Exercise aim
Extract the lines that hold the string "SZSE".

Exercise materials
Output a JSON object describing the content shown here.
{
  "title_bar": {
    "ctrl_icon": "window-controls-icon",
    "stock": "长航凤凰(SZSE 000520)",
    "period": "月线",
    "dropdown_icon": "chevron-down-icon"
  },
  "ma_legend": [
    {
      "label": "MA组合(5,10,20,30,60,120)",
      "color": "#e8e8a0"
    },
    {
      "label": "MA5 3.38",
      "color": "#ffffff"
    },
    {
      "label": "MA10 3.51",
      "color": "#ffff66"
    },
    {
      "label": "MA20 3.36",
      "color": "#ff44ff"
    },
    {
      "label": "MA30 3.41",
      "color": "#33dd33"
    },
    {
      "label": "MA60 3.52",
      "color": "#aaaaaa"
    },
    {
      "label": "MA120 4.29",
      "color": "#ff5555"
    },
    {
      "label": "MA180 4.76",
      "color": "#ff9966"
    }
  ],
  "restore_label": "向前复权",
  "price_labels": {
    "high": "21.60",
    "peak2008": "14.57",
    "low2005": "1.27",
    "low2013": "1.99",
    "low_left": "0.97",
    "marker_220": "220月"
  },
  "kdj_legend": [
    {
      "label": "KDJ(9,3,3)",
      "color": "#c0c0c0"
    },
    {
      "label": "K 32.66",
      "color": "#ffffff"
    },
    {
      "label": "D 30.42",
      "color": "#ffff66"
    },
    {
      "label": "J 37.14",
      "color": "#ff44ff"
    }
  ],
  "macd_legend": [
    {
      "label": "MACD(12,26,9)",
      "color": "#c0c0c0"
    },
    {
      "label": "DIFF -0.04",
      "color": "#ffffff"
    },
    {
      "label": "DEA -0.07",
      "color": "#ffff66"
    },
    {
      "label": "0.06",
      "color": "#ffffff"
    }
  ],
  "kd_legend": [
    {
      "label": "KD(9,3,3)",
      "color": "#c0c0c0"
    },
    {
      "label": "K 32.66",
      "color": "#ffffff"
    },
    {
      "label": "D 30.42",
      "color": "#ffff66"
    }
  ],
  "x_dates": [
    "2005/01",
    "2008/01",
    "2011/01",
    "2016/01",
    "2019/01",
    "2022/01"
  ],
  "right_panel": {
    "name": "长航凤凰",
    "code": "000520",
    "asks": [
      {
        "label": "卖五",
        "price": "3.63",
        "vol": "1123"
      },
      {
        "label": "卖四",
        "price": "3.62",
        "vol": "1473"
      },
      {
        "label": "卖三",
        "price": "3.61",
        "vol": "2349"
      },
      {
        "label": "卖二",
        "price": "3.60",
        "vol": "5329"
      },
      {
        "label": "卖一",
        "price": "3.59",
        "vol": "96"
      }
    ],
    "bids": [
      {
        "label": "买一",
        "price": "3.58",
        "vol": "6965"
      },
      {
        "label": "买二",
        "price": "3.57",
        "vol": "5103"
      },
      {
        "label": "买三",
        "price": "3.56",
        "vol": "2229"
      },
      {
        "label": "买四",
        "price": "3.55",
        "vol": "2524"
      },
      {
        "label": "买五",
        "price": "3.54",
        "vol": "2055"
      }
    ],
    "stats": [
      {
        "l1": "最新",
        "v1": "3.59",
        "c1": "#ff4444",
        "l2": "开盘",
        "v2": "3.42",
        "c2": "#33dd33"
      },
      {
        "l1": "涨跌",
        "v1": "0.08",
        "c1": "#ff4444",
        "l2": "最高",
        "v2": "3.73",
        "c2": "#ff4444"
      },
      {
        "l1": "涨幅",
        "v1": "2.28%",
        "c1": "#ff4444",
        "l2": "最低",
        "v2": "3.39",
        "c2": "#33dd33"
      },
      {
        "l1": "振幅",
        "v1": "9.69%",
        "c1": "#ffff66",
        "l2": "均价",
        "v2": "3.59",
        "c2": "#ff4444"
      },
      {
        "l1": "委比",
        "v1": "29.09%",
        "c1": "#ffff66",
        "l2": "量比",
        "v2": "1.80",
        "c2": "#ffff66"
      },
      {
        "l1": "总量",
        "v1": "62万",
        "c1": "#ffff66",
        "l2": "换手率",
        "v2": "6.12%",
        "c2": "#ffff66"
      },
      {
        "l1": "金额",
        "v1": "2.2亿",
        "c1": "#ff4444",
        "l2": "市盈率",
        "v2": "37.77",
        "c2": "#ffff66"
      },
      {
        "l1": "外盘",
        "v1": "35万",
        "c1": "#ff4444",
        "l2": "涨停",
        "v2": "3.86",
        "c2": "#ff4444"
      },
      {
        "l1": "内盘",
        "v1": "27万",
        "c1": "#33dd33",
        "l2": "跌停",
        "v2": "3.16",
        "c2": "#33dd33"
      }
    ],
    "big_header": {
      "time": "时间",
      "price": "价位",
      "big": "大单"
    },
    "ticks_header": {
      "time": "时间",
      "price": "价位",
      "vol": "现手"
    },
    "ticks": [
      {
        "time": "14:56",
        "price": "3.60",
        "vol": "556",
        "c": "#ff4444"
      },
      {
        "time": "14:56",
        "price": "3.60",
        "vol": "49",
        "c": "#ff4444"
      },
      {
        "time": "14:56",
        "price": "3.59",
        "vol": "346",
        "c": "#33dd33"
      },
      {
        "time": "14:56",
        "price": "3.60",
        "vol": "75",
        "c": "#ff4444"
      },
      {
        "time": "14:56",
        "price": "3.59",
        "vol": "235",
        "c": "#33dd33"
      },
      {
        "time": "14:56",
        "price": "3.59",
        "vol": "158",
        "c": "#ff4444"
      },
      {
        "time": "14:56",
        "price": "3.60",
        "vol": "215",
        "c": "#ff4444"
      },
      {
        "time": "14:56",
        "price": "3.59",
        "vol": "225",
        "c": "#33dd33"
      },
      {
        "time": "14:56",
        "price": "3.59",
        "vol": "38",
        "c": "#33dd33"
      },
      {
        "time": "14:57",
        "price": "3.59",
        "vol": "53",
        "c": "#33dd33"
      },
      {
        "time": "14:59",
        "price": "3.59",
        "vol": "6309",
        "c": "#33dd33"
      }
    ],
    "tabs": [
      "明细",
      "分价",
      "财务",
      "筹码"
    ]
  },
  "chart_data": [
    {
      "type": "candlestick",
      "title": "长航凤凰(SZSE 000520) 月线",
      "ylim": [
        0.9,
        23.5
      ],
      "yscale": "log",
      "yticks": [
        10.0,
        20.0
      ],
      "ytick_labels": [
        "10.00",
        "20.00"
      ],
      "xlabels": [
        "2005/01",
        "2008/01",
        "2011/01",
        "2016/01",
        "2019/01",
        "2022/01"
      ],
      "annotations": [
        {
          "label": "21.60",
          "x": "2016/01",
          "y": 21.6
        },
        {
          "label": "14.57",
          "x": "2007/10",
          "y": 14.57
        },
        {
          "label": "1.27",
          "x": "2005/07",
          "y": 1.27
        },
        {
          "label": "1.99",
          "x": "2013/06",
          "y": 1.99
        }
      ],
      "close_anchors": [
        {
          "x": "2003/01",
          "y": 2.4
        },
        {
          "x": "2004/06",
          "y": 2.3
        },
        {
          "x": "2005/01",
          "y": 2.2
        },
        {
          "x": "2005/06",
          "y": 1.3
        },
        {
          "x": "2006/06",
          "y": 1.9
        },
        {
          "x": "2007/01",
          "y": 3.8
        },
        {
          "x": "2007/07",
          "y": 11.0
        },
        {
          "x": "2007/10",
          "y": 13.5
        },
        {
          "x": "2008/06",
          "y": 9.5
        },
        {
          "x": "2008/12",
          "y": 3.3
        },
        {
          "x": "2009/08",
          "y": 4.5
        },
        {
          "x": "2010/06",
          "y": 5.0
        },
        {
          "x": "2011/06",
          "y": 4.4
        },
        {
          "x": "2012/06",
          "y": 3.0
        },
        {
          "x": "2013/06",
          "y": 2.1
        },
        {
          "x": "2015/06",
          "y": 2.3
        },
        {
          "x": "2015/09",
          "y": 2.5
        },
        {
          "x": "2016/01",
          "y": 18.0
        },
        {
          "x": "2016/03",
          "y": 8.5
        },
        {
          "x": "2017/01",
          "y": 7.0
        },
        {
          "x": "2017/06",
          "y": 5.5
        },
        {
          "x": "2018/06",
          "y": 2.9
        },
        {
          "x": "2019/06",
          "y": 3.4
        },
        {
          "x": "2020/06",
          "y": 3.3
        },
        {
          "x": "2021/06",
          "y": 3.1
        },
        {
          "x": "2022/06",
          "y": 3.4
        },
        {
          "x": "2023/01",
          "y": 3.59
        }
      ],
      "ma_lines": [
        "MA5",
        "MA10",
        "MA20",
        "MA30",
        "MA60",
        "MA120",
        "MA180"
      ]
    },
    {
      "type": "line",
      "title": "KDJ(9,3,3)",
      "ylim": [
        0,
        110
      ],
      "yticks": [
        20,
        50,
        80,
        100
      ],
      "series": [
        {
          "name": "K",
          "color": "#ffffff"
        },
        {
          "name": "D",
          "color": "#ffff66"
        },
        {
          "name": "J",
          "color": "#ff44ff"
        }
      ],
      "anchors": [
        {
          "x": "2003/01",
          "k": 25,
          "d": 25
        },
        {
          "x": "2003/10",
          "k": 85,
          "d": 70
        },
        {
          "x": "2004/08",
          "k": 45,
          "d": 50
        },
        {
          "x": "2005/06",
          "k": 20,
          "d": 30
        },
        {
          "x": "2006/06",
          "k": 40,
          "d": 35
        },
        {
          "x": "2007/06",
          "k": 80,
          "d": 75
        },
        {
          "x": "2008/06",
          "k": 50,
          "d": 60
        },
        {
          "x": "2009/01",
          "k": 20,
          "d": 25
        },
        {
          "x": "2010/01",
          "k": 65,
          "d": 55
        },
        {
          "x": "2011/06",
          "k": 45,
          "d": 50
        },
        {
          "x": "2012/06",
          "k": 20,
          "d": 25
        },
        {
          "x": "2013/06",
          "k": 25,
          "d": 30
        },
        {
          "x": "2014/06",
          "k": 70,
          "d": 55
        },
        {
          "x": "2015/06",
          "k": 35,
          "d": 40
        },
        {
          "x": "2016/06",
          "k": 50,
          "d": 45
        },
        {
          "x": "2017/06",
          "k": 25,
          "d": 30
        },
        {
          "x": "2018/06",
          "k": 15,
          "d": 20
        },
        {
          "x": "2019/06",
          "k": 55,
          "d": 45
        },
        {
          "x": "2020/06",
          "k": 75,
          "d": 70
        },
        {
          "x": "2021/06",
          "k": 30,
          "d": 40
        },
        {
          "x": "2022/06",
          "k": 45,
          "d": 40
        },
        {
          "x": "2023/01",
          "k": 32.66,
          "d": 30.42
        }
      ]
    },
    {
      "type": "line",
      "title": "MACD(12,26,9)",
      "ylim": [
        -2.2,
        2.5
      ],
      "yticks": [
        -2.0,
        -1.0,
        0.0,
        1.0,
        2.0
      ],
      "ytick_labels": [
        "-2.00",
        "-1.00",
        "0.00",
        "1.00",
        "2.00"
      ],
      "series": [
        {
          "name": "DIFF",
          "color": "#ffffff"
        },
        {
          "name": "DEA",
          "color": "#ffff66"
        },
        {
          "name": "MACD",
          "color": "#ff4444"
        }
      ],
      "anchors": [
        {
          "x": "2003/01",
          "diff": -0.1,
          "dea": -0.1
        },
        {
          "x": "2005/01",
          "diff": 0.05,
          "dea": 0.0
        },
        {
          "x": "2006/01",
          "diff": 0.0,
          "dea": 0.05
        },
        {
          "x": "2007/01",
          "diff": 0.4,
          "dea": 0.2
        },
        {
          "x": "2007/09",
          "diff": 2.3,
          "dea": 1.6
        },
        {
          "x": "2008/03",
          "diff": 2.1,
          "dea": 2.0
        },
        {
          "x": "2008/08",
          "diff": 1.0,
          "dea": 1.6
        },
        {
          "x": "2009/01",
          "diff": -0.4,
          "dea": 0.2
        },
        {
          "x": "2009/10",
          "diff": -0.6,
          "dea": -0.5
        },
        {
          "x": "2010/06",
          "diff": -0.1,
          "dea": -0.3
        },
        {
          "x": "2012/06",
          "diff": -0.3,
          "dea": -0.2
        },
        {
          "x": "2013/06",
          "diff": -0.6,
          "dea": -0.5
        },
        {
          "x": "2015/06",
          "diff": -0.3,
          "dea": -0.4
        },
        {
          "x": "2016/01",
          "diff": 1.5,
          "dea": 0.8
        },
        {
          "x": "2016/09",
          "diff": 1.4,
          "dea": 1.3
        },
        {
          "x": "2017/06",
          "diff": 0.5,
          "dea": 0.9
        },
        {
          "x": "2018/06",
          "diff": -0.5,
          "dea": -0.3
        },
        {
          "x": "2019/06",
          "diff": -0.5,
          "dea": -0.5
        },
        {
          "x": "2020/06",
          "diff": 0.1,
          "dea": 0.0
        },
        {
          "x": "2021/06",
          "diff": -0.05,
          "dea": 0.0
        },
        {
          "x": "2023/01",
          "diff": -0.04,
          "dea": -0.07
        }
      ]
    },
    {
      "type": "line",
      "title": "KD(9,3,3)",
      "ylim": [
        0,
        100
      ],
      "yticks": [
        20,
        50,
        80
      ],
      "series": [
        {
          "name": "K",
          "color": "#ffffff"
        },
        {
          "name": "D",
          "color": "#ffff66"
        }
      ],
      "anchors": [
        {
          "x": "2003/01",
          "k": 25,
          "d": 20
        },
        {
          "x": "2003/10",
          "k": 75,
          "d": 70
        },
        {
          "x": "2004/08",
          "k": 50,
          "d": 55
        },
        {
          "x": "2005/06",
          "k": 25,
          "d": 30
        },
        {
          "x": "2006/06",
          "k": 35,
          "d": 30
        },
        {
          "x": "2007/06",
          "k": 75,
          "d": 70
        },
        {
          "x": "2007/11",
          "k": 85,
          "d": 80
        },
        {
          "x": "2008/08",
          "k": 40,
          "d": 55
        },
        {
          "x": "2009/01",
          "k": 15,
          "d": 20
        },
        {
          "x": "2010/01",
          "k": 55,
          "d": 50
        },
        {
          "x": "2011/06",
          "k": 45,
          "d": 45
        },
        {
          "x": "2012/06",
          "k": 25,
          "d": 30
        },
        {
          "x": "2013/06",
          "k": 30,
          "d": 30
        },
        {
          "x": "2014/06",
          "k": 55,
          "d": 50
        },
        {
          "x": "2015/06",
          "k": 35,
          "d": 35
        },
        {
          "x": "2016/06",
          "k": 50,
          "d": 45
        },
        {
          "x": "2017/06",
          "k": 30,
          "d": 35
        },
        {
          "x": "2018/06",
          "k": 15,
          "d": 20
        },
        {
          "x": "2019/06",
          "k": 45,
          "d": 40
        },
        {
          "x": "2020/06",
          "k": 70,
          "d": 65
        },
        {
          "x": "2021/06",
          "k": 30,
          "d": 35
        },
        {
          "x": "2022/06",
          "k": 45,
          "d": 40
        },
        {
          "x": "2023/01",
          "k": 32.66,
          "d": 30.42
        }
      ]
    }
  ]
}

Solution
    "stock": "长航凤凰(SZSE 000520)",
      "title": "长航凤凰(SZSE 000520) 月线",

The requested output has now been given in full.